- THE REQUEST
Copy out the listing exactly.

- AVAILABLE RECORDS

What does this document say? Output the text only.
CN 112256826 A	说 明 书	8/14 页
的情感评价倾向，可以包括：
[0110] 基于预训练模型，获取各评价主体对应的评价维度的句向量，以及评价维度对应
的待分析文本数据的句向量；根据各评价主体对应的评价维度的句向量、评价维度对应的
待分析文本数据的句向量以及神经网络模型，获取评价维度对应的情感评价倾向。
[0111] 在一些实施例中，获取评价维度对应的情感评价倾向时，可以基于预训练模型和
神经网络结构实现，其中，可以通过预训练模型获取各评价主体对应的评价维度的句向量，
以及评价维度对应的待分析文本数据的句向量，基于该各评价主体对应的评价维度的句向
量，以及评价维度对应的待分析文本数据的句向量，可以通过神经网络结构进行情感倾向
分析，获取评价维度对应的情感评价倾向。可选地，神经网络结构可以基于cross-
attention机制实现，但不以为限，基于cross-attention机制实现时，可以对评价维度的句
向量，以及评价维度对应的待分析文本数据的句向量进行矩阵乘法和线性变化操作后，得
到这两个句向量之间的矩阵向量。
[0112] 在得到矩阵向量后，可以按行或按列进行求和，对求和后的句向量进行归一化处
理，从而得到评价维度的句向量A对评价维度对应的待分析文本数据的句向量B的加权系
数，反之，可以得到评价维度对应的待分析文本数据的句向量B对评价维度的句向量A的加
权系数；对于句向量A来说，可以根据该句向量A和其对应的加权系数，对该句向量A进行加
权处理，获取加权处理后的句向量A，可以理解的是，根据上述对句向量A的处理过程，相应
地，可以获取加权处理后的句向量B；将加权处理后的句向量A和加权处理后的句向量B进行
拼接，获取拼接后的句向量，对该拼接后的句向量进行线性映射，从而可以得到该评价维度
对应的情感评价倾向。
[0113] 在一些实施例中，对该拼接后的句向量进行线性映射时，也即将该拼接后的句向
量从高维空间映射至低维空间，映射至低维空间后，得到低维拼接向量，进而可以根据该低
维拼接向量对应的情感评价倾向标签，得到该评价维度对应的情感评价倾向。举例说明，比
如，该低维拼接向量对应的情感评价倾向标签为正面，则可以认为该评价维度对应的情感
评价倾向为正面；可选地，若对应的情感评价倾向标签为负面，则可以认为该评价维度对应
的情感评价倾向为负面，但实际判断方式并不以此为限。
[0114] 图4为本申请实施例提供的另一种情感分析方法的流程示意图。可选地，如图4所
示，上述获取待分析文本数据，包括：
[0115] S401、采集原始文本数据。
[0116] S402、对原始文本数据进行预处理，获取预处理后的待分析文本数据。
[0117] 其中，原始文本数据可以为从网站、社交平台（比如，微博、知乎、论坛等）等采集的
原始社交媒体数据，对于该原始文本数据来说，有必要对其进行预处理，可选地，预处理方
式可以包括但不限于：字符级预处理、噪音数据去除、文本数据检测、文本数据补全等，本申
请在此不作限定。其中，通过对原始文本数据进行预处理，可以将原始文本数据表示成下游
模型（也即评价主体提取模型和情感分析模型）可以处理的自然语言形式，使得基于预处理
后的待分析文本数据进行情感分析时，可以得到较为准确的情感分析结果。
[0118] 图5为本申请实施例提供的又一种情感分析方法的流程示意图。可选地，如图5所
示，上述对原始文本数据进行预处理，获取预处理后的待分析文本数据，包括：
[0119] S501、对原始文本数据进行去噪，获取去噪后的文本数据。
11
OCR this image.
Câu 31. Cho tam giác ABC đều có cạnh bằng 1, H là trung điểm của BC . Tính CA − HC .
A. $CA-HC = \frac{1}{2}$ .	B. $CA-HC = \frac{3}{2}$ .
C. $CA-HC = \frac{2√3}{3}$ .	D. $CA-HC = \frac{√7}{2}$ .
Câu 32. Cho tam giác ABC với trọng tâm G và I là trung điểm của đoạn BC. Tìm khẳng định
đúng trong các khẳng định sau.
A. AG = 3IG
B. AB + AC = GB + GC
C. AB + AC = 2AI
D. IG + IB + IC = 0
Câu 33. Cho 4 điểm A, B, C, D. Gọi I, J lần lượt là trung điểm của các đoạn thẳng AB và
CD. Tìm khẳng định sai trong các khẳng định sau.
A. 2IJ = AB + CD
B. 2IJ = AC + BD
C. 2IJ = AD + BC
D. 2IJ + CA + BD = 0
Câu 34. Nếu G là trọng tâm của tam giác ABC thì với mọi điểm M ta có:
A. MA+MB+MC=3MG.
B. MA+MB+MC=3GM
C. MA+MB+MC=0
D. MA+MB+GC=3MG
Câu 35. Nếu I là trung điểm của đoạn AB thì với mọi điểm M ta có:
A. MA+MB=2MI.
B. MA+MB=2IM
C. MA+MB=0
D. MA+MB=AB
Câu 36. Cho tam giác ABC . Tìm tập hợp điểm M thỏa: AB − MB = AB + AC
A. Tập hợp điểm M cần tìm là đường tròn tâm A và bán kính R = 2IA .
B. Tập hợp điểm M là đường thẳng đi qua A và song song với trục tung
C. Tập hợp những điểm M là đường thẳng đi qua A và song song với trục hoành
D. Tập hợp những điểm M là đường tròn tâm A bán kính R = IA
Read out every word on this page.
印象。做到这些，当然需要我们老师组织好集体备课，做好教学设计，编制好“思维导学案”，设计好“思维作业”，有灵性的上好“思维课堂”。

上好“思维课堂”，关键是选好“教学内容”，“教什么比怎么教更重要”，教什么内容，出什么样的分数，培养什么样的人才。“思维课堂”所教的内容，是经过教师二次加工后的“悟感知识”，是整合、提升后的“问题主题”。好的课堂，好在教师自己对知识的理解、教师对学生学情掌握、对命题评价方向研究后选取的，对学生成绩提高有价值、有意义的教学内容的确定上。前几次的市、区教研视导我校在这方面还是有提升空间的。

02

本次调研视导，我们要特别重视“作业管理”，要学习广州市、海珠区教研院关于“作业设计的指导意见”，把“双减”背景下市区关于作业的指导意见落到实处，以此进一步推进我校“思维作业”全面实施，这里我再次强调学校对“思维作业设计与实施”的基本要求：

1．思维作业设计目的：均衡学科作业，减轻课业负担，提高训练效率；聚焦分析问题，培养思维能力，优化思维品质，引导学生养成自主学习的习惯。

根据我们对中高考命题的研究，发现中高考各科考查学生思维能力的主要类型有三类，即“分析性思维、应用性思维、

- RESPONSE BELOW
What does this document say? Output the text only.
CN 112256826 A	说 明 书	8/14 页
的情感评价倾向，可以包括：
[0110] 基于预训练模型，获取各评价主体对应的评价维度的句向量，以及评价维度对应
的待分析文本数据的句向量；根据各评价主体对应的评价维度的句向量、评价维度对应的
待分析文本数据的句向量以及神经网络模型，获取评价维度对应的情感评价倾向。
[0111] 在一些实施例中，获取评价维度对应的情感评价倾向时，可以基于预训练模型和
神经网络结构实现，其中，可以通过预训练模型获取各评价主体对应的评价维度的句向量，
以及评价维度对应的待分析文本数据的句向量，基于该各评价主体对应的评价维度的句向
量，以及评价维度对应的待分析文本数据的句向量，可以通过神经网络结构进行情感倾向
分析，获取评价维度对应的情感评价倾向。可选地，神经网络结构可以基于cross-
attention机制实现，但不以为限，基于cross-attention机制实现时，可以对评价维度的句
向量，以及评价维度对应的待分析文本数据的句向量进行矩阵乘法和线性变化操作后，得
到这两个句向量之间的矩阵向量。
[0112] 在得到矩阵向量后，可以按行或按列进行求和，对求和后的句向量进行归一化处
理，从而得到评价维度的句向量A对评价维度对应的待分析文本数据的句向量B的加权系
数，反之，可以得到评价维度对应的待分析文本数据的句向量B对评价维度的句向量A的加
权系数；对于句向量A来说，可以根据该句向量A和其对应的加权系数，对该句向量A进行加
权处理，获取加权处理后的句向量A，可以理解的是，根据上述对句向量A的处理过程，相应
地，可以获取加权处理后的句向量B；将加权处理后的句向量A和加权处理后的句向量B进行
拼接，获取拼接后的句向量，对该拼接后的句向量进行线性映射，从而可以得到该评价维度
对应的情感评价倾向。
[0113] 在一些实施例中，对该拼接后的句向量进行线性映射时，也即将该拼接后的句向
量从高维空间映射至低维空间，映射至低维空间后，得到低维拼接向量，进而可以根据该低
维拼接向量对应的情感评价倾向标签，得到该评价维度对应的情感评价倾向。举例说明，比
如，该低维拼接向量对应的情感评价倾向标签为正面，则可以认为该评价维度对应的情感
评价倾向为正面；可选地，若对应的情感评价倾向标签为负面，则可以认为该评价维度对应
的情感评价倾向为负面，但实际判断方式并不以此为限。
[0114] 图4为本申请实施例提供的另一种情感分析方法的流程示意图。可选地，如图4所
示，上述获取待分析文本数据，包括：
[0115] S401、采集原始文本数据。
[0116] S402、对原始文本数据进行预处理，获取预处理后的待分析文本数据。
[0117] 其中，原始文本数据可以为从网站、社交平台（比如，微博、知乎、论坛等）等采集的
原始社交媒体数据，对于该原始文本数据来说，有必要对其进行预处理，可选地，预处理方
式可以包括但不限于：字符级预处理、噪音数据去除、文本数据检测、文本数据补全等，本申
请在此不作限定。其中，通过对原始文本数据进行预处理，可以将原始文本数据表示成下游
模型（也即评价主体提取模型和情感分析模型）可以处理的自然语言形式，使得基于预处理
后的待分析文本数据进行情感分析时，可以得到较为准确的情感分析结果。
[0118] 图5为本申请实施例提供的又一种情感分析方法的流程示意图。可选地，如图5所
示，上述对原始文本数据进行预处理，获取预处理后的待分析文本数据，包括：
[0119] S501、对原始文本数据进行去噪，获取去噪后的文本数据。
11
OCR this image.
Câu 31. Cho tam giác ABC đều có cạnh bằng 1, H là trung điểm của BC . Tính CA − HC .
A. $CA-HC = \frac{1}{2}$ .	B. $CA-HC = \frac{3}{2}$ .
C. $CA-HC = \frac{2√3}{3}$ .	D. $CA-HC = \frac{√7}{2}$ .
Câu 32. Cho tam giác ABC với trọng tâm G và I là trung điểm của đoạn BC. Tìm khẳng định
đúng trong các khẳng định sau.
A. AG = 3IG
B. AB + AC = GB + GC
C. AB + AC = 2AI
D. IG + IB + IC = 0
Câu 33. Cho 4 điểm A, B, C, D. Gọi I, J lần lượt là trung điểm của các đoạn thẳng AB và
CD. Tìm khẳng định sai trong các khẳng định sau.
A. 2IJ = AB + CD
B. 2IJ = AC + BD
C. 2IJ = AD + BC
D. 2IJ + CA + BD = 0
Câu 34. Nếu G là trọng tâm của tam giác ABC thì với mọi điểm M ta có:
A. MA+MB+MC=3MG.
B. MA+MB+MC=3GM
C. MA+MB+MC=0
D. MA+MB+GC=3MG
Câu 35. Nếu I là trung điểm của đoạn AB thì với mọi điểm M ta có:
A. MA+MB=2MI.
B. MA+MB=2IM
C. MA+MB=0
D. MA+MB=AB
Câu 36. Cho tam giác ABC . Tìm tập hợp điểm M thỏa: AB − MB = AB + AC
A. Tập hợp điểm M cần tìm là đường tròn tâm A và bán kính R = 2IA .
B. Tập hợp điểm M là đường thẳng đi qua A và song song với trục tung
C. Tập hợp những điểm M là đường thẳng đi qua A và song song với trục hoành
D. Tập hợp những điểm M là đường tròn tâm A bán kính R = IA
Read out every word on this page.
印象。做到这些，当然需要我们老师组织好集体备课，做好教学设计，编制好“思维导学案”，设计好“思维作业”，有灵性的上好“思维课堂”。

上好“思维课堂”，关键是选好“教学内容”，“教什么比怎么教更重要”，教什么内容，出什么样的分数，培养什么样的人才。“思维课堂”所教的内容，是经过教师二次加工后的“悟感知识”，是整合、提升后的“问题主题”。好的课堂，好在教师自己对知识的理解、教师对学生学情掌握、对命题评价方向研究后选取的，对学生成绩提高有价值、有意义的教学内容的确定上。前几次的市、区教研视导我校在这方面还是有提升空间的。

02

本次调研视导，我们要特别重视“作业管理”，要学习广州市、海珠区教研院关于“作业设计的指导意见”，把“双减”背景下市区关于作业的指导意见落到实处，以此进一步推进我校“思维作业”全面实施，这里我再次强调学校对“思维作业设计与实施”的基本要求：

1．思维作业设计目的：均衡学科作业，减轻课业负担，提高训练效率；聚焦分析问题，培养思维能力，优化思维品质，引导学生养成自主学习的习惯。

根据我们对中高考命题的研究，发现中高考各科考查学生思维能力的主要类型有三类，即“分析性思维、应用性思维、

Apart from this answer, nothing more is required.